PROBLEM STATEMENT - Copy all of the records below verbatim.

Stored records -
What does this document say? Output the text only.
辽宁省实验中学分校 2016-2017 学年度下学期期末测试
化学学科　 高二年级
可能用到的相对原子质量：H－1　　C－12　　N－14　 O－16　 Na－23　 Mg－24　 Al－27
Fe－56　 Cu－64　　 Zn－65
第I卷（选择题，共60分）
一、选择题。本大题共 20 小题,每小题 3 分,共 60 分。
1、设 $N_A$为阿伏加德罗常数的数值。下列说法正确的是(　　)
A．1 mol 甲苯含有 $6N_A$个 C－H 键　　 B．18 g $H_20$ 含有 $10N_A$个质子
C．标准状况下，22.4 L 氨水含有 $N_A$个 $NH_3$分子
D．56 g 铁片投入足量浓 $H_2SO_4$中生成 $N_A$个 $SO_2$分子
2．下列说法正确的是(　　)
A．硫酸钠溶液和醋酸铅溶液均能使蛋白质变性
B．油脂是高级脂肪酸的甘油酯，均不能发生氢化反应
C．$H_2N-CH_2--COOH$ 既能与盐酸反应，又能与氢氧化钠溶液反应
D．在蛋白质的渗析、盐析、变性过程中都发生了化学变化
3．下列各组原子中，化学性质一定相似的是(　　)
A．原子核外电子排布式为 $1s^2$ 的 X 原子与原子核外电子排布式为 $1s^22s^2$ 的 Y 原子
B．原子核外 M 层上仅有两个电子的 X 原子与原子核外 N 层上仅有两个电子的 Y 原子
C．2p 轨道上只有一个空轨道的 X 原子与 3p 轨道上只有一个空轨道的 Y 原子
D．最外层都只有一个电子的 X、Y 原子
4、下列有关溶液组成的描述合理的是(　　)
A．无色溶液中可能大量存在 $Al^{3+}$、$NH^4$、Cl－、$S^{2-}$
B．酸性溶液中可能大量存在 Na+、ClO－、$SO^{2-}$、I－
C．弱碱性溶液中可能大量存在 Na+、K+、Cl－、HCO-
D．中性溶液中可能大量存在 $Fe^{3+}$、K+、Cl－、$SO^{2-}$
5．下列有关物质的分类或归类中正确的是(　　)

FINISHED ANSWER -
What does this document say? Output the text only.
辽宁省实验中学分校 2016-2017 学年度下学期期末测试
化学学科　 高二年级
可能用到的相对原子质量：H－1　　C－12　　N－14　 O－16　 Na－23　 Mg－24　 Al－27
Fe－56　 Cu－64　　 Zn－65
第I卷（选择题，共60分）
一、选择题。本大题共 20 小题,每小题 3 分,共 60 分。
1、设 $N_A$为阿伏加德罗常数的数值。下列说法正确的是(　　)
A．1 mol 甲苯含有 $6N_A$个 C－H 键　　 B．18 g $H_20$ 含有 $10N_A$个质子
C．标准状况下，22.4 L 氨水含有 $N_A$个 $NH_3$分子
D．56 g 铁片投入足量浓 $H_2SO_4$中生成 $N_A$个 $SO_2$分子
2．下列说法正确的是(　　)
A．硫酸钠溶液和醋酸铅溶液均能使蛋白质变性
B．油脂是高级脂肪酸的甘油酯，均不能发生氢化反应
C．$H_2N-CH_2--COOH$ 既能与盐酸反应，又能与氢氧化钠溶液反应
D．在蛋白质的渗析、盐析、变性过程中都发生了化学变化
3．下列各组原子中，化学性质一定相似的是(　　)
A．原子核外电子排布式为 $1s^2$ 的 X 原子与原子核外电子排布式为 $1s^22s^2$ 的 Y 原子
B．原子核外 M 层上仅有两个电子的 X 原子与原子核外 N 层上仅有两个电子的 Y 原子
C．2p 轨道上只有一个空轨道的 X 原子与 3p 轨道上只有一个空轨道的 Y 原子
D．最外层都只有一个电子的 X、Y 原子
4、下列有关溶液组成的描述合理的是(　　)
A．无色溶液中可能大量存在 $Al^{3+}$、$NH^4$、Cl－、$S^{2-}$
B．酸性溶液中可能大量存在 Na+、ClO－、$SO^{2-}$、I－
C．弱碱性溶液中可能大量存在 Na+、K+、Cl－、HCO-
D．中性溶液中可能大量存在 $Fe^{3+}$、K+、Cl－、$SO^{2-}$
5．下列有关物质的分类或归类中正确的是(　　)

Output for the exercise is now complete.